» Records for the task

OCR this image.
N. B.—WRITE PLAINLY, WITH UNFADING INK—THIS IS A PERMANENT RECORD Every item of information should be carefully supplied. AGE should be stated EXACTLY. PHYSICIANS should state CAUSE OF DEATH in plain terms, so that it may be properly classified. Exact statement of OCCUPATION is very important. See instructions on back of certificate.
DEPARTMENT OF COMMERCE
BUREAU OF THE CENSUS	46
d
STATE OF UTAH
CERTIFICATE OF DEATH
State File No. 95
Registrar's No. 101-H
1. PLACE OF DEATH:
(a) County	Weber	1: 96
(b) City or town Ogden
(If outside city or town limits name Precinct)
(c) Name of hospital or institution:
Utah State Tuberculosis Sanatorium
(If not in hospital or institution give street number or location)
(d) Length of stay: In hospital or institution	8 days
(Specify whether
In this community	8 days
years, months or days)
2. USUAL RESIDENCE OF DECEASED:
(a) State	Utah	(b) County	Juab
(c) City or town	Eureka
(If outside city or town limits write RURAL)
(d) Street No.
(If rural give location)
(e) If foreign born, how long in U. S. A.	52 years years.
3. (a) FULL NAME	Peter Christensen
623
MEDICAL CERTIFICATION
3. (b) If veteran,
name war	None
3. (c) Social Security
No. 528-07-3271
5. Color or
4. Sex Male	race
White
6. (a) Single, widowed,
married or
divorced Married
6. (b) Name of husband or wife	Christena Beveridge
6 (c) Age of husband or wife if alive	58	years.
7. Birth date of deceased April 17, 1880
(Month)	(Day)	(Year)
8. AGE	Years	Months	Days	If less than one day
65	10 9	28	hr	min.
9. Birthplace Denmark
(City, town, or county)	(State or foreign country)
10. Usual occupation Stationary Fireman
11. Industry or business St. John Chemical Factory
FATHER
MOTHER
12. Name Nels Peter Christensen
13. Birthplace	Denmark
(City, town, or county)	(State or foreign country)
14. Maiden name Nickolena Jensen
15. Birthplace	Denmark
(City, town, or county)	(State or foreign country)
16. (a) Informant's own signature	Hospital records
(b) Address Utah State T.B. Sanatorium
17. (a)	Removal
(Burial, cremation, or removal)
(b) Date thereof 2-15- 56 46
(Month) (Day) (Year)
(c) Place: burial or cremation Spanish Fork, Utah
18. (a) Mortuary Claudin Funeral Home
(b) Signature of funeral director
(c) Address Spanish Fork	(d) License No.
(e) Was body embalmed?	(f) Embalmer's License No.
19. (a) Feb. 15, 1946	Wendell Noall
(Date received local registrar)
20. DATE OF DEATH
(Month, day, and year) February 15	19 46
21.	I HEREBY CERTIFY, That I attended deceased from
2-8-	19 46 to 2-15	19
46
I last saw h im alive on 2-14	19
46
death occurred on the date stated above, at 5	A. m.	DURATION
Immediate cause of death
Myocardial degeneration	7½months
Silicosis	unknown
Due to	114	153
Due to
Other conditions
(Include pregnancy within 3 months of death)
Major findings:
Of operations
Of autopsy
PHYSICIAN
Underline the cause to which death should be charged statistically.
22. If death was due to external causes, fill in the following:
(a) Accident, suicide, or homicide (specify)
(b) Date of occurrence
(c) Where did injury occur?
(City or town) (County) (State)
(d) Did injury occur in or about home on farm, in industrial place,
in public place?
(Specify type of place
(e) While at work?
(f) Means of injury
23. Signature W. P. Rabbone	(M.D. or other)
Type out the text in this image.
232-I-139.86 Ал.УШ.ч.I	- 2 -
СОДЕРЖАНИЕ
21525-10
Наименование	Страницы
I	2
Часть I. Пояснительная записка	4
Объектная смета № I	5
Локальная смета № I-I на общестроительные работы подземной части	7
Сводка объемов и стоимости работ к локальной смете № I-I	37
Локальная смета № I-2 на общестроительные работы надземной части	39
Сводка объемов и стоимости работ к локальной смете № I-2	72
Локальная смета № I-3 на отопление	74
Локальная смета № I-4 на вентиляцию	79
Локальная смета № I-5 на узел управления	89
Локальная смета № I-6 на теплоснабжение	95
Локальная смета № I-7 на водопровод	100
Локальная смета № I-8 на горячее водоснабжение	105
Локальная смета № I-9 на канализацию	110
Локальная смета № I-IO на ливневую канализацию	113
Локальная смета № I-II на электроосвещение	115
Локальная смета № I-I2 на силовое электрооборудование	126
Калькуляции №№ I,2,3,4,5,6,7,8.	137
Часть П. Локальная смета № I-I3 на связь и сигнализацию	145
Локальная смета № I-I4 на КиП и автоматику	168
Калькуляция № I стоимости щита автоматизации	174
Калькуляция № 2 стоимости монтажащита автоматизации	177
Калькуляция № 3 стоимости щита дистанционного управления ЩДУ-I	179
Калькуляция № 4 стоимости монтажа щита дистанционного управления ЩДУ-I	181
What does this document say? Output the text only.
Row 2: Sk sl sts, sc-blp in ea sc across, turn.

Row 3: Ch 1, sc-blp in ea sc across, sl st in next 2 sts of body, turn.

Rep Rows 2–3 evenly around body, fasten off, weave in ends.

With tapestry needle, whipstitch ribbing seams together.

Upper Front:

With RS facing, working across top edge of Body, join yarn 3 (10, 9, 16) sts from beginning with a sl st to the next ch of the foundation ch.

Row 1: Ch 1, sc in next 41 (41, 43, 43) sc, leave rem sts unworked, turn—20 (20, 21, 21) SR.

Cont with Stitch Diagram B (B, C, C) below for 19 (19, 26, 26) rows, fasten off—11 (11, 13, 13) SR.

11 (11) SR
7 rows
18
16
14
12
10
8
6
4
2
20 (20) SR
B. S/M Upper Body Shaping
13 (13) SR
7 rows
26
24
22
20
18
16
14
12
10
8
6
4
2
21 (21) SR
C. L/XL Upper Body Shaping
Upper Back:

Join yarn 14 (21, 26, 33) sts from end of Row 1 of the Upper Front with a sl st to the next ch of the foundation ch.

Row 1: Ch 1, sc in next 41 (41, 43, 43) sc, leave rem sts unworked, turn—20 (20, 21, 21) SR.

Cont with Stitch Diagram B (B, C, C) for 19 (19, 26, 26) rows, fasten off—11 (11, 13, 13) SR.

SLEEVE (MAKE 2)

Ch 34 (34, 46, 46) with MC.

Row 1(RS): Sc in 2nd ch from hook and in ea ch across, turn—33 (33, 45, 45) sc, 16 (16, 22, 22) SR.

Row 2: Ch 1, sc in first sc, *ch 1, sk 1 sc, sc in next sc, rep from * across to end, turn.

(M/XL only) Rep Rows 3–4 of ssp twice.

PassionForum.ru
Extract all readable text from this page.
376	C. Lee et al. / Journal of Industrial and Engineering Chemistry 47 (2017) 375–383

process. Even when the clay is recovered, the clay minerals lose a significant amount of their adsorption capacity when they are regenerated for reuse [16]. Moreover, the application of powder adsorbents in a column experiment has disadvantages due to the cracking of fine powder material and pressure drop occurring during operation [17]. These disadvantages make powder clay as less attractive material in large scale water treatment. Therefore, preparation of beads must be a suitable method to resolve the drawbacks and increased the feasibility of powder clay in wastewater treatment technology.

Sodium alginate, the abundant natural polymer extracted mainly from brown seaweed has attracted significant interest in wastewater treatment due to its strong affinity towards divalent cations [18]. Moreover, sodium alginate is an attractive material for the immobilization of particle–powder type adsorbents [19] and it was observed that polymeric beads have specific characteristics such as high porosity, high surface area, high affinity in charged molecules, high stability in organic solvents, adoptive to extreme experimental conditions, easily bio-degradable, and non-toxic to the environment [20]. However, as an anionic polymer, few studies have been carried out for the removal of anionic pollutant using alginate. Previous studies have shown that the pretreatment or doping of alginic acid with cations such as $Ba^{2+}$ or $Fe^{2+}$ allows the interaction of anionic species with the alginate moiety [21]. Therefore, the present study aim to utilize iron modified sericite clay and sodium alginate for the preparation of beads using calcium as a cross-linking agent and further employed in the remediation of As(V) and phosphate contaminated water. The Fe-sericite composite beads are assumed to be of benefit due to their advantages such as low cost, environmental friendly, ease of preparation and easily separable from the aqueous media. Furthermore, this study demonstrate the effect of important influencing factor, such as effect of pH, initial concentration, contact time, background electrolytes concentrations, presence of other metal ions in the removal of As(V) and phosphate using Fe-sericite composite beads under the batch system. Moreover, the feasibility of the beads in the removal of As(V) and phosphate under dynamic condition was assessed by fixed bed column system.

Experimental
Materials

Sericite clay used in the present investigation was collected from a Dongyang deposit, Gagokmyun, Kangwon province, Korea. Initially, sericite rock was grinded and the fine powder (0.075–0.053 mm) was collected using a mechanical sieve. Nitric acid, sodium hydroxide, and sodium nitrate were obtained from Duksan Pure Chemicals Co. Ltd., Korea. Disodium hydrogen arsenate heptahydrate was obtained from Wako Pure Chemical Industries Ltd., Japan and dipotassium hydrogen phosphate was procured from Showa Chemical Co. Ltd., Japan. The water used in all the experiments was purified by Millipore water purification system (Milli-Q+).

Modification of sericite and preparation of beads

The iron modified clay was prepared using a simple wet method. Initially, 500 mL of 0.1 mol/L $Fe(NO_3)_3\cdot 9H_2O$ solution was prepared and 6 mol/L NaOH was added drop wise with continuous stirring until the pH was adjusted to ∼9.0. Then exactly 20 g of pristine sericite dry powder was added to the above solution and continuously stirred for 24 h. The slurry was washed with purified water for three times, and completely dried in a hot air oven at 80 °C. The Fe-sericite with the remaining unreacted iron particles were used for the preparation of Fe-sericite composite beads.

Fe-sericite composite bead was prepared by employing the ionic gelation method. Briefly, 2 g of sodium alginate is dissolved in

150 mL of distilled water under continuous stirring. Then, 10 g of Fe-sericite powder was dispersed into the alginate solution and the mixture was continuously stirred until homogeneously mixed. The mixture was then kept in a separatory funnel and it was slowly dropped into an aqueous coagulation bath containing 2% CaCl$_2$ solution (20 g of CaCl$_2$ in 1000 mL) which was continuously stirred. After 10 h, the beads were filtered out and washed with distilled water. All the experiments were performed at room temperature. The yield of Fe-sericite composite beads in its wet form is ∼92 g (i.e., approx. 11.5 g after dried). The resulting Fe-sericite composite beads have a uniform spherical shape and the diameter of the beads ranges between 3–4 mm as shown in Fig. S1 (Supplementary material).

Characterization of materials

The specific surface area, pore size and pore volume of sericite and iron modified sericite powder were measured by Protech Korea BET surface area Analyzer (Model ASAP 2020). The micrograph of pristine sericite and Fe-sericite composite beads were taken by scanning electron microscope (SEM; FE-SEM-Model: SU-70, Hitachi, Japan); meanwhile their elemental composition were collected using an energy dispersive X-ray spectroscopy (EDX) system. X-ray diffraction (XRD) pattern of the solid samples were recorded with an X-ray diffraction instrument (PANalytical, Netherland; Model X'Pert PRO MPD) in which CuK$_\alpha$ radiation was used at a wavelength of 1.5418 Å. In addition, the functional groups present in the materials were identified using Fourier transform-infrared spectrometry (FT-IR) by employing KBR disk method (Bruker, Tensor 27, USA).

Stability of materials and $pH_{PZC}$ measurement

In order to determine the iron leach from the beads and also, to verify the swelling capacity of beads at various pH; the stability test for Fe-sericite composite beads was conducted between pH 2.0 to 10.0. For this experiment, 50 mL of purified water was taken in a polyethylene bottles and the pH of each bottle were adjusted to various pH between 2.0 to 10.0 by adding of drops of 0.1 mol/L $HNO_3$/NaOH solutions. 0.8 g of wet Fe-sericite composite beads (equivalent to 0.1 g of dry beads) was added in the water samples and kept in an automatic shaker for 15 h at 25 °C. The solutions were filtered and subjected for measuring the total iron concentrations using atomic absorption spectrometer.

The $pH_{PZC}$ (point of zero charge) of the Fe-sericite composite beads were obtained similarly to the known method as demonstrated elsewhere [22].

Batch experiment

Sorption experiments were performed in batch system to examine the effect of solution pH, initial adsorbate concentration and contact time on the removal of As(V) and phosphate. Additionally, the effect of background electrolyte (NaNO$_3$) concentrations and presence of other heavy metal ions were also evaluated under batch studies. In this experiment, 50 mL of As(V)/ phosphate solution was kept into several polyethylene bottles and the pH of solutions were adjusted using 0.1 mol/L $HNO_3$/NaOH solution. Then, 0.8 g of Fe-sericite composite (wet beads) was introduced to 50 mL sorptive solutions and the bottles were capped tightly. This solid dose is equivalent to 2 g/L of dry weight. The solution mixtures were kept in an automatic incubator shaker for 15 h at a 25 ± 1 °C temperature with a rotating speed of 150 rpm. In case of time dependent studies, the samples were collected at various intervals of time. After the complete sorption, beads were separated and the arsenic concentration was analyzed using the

» What needs to be done
Where does the word "общестроительные" appear in the listing? List each line that holds it.

» Exercise response
Локальная смета № I-I на общестроительные работы подземной части	7
Локальная смета № I-2 на общестроительные работы надземной части	39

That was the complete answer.